**Instructions for the task**:
Extract all of the data and reproduce it precisely.

**Provided material**:
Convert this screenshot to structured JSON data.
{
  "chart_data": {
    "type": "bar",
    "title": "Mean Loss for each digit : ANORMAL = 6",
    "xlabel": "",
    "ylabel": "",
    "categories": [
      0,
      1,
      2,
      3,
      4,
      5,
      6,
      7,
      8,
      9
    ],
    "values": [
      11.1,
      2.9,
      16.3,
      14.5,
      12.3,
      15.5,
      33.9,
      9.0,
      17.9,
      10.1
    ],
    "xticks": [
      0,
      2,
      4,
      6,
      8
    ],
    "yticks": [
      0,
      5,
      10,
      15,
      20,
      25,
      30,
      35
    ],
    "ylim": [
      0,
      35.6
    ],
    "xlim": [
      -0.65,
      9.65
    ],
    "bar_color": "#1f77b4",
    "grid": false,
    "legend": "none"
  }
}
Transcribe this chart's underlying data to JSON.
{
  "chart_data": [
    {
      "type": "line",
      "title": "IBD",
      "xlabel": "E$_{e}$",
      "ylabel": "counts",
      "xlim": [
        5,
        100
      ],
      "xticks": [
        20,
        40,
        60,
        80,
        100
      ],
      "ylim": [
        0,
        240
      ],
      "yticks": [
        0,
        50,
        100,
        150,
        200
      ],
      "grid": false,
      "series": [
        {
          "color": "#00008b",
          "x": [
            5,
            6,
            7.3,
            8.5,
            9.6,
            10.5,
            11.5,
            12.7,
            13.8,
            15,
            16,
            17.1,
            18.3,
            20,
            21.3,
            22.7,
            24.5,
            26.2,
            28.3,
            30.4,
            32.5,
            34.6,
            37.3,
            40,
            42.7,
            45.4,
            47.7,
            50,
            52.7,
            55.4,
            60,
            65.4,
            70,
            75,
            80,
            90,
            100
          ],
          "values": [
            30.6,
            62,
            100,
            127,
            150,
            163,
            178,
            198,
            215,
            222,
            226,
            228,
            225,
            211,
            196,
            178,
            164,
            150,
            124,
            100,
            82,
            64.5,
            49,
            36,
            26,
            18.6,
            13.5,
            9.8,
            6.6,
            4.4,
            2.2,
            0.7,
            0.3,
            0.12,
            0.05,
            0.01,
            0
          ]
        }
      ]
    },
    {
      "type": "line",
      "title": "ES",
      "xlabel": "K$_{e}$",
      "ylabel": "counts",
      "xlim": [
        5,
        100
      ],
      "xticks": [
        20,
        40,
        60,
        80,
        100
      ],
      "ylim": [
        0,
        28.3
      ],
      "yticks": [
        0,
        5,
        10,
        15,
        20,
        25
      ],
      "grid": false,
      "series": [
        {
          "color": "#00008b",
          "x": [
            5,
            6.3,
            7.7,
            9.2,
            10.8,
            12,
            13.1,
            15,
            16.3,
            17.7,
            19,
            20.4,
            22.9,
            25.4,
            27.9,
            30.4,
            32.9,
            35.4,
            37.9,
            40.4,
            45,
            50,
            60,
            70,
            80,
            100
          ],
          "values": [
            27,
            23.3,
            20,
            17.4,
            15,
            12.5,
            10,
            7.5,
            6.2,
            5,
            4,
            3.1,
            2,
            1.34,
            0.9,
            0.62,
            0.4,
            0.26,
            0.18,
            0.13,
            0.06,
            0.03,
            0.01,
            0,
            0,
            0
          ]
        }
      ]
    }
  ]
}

**Answer to the exercise**:
Convert this screenshot to structured JSON data.
{
  "chart_data": {
    "type": "bar",
    "title": "Mean Loss for each digit : ANORMAL = 6",
    "xlabel": "",
    "ylabel": "",
    "categories": [
      0,
      1,
      2,
      3,
      4,
      5,
      6,
      7,
      8,
      9
    ],
    "values": [
      11.1,
      2.9,
      16.3,
      14.5,
      12.3,
      15.5,
      33.9,
      9.0,
      17.9,
      10.1
    ],
    "xticks": [
      0,
      2,
      4,
      6,
      8
    ],
    "yticks": [
      0,
      5,
      10,
      15,
      20,
      25,
      30,
      35
    ],
    "ylim": [
      0,
      35.6
    ],
    "xlim": [
      -0.65,
      9.65
    ],
    "bar_color": "#1f77b4",
    "grid": false,
    "legend": "none"
  }
}
Transcribe this chart's underlying data to JSON.
{
  "chart_data": [
    {
      "type": "line",
      "title": "IBD",
      "xlabel": "E$_{e}$",
      "ylabel": "counts",
      "xlim": [
        5,
        100
      ],
      "xticks": [
        20,
        40,
        60,
        80,
        100
      ],
      "ylim": [
        0,
        240
      ],
      "yticks": [
        0,
        50,
        100,
        150,
        200
      ],
      "grid": false,
      "series": [
        {
          "color": "#00008b",
          "x": [
            5,
            6,
            7.3,
            8.5,
            9.6,
            10.5,
            11.5,
            12.7,
            13.8,
            15,
            16,
            17.1,
            18.3,
            20,
            21.3,
            22.7,
            24.5,
            26.2,
            28.3,
            30.4,
            32.5,
            34.6,
            37.3,
            40,
            42.7,
            45.4,
            47.7,
            50,
            52.7,
            55.4,
            60,
            65.4,
            70,
            75,
            80,
            90,
            100
          ],
          "values": [
            30.6,
            62,
            100,
            127,
            150,
            163,
            178,
            198,
            215,
            222,
            226,
            228,
            225,
            211,
            196,
            178,
            164,
            150,
            124,
            100,
            82,
            64.5,
            49,
            36,
            26,
            18.6,
            13.5,
            9.8,
            6.6,
            4.4,
            2.2,
            0.7,
            0.3,
            0.12,
            0.05,
            0.01,
            0
          ]
        }
      ]
    },
    {
      "type": "line",
      "title": "ES",
      "xlabel": "K$_{e}$",
      "ylabel": "counts",
      "xlim": [
        5,
        100
      ],
      "xticks": [
        20,
        40,
        60,
        80,
        100
      ],
      "ylim": [
        0,
        28.3
      ],
      "yticks": [
        0,
        5,
        10,
        15,
        20,
        25
      ],
      "grid": false,
      "series": [
        {
          "color": "#00008b",
          "x": [
            5,
            6.3,
            7.7,
            9.2,
            10.8,
            12,
            13.1,
            15,
            16.3,
            17.7,
            19,
            20.4,
            22.9,
            25.4,
            27.9,
            30.4,
            32.9,
            35.4,
            37.9,
            40.4,
            45,
            50,
            60,
            70,
            80,
            100
          ],
          "values": [
            27,
            23.3,
            20,
            17.4,
            15,
            12.5,
            10,
            7.5,
            6.2,
            5,
            4,
            3.1,
            2,
            1.34,
            0.9,
            0.62,
            0.4,
            0.26,
            0.18,
            0.13,
            0.06,
            0.03,
            0.01,
            0,
            0,
            0
          ]
        }
      ]
    }
  ]
}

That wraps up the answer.